**Written problem**
Omit any picture, and return the remaining data exactly as written.

**Material for the task**
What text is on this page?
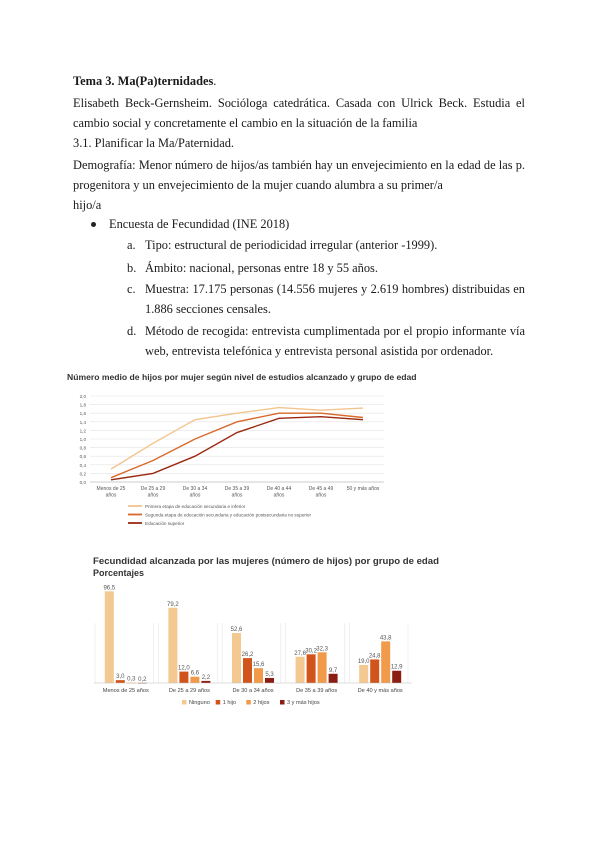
Tema 3. Ma(Pa)ternidades.
Elisabeth Beck-Gernsheim. Socióloga catedrática. Casada con Ulrick Beck. Estudia el
cambio social y concretamente el cambio en la situación de la familia
3.1. Planificar la Ma/Paternidad.
Demografía: Menor número de hijos/as también hay un envejecimiento en la edad de las p.
progenitora y un envejecimiento de la mujer cuando alumbra a su primer/a
hijo/a
Encuesta de Fecundidad (INE 2018)
a. Tipo: estructural de periodicidad irregular (anterior -1999).
b. Ámbito: nacional, personas entre 18 y 55 años.
c. Muestra: 17.175 personas (14.556 mujeres y 2.619 hombres) distribuidas en
1.886 secciones censales.
d. Método de recogida: entrevista cumplimentada por el propio informante vía
web, entrevista telefónica y entrevista personal asistida por ordenador.
Número medio de hijos por mujer según nivel de estudios alcanzado y grupo de edad
0,0
0,2
0,4
0,6
0,8
1,0
1,2
1,4
1,6
1,8
2,0
Menos de 25
años
De 25 a 29
años
De 30 a 34
años
De 35 a 39
años
De 40 a 44
años
De 45 a 49
años
50 y más años
Primera etapa de educación secundaria e inferior
Segunda etapa de educación secundaria y educación postsecundaria no superior
Educación superior
Fecundidad alcanzada por las mujeres (número de hijos) por grupo de edad
Porcentajes
96,5
3,0 0,3 0,2
Menos de 25 años
79,2
12,0
6,6
2,2
De 25 a 29 años
52,6
26,2
15,6
5,3
De 30 a 34 años
27,6 30,2 32,3
9,7
De 35 a 39 años
19,0
24,8
43,8
12,9
De 40 y más años
Ninguno 1 hijo	2 hijos	3 y más hijos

**The result**
What text is on this page?
Tema 3. Ma(Pa)ternidades.
Elisabeth Beck-Gernsheim. Socióloga catedrática. Casada con Ulrick Beck. Estudia el
cambio social y concretamente el cambio en la situación de la familia
3.1. Planificar la Ma/Paternidad.
Demografía: Menor número de hijos/as también hay un envejecimiento en la edad de las p.
progenitora y un envejecimiento de la mujer cuando alumbra a su primer/a
hijo/a
Encuesta de Fecundidad (INE 2018)
a. Tipo: estructural de periodicidad irregular (anterior -1999).
b. Ámbito: nacional, personas entre 18 y 55 años.
c. Muestra: 17.175 personas (14.556 mujeres y 2.619 hombres) distribuidas en
1.886 secciones censales.
d. Método de recogida: entrevista cumplimentada por el propio informante vía
web, entrevista telefónica y entrevista personal asistida por ordenador.
Número medio de hijos por mujer según nivel de estudios alcanzado y grupo de edad
0,0
0,2
0,4
0,6
0,8
1,0
1,2
1,4
1,6
1,8
2,0
Menos de 25
años
De 25 a 29
años
De 30 a 34
años
De 35 a 39
años
De 40 a 44
años
De 45 a 49
años
50 y más años
Primera etapa de educación secundaria e inferior
Segunda etapa de educación secundaria y educación postsecundaria no superior
Educación superior
Fecundidad alcanzada por las mujeres (número de hijos) por grupo de edad
Porcentajes
96,5
3,0 0,3 0,2
Menos de 25 años
79,2
12,0
6,6
2,2
De 25 a 29 años
52,6
26,2
15,6
5,3
De 30 a 34 años
27,6 30,2 32,3
9,7
De 35 a 39 años
19,0
24,8
43,8
12,9
De 40 y más años
Ninguno 1 hijo	2 hijos	3 y más hijos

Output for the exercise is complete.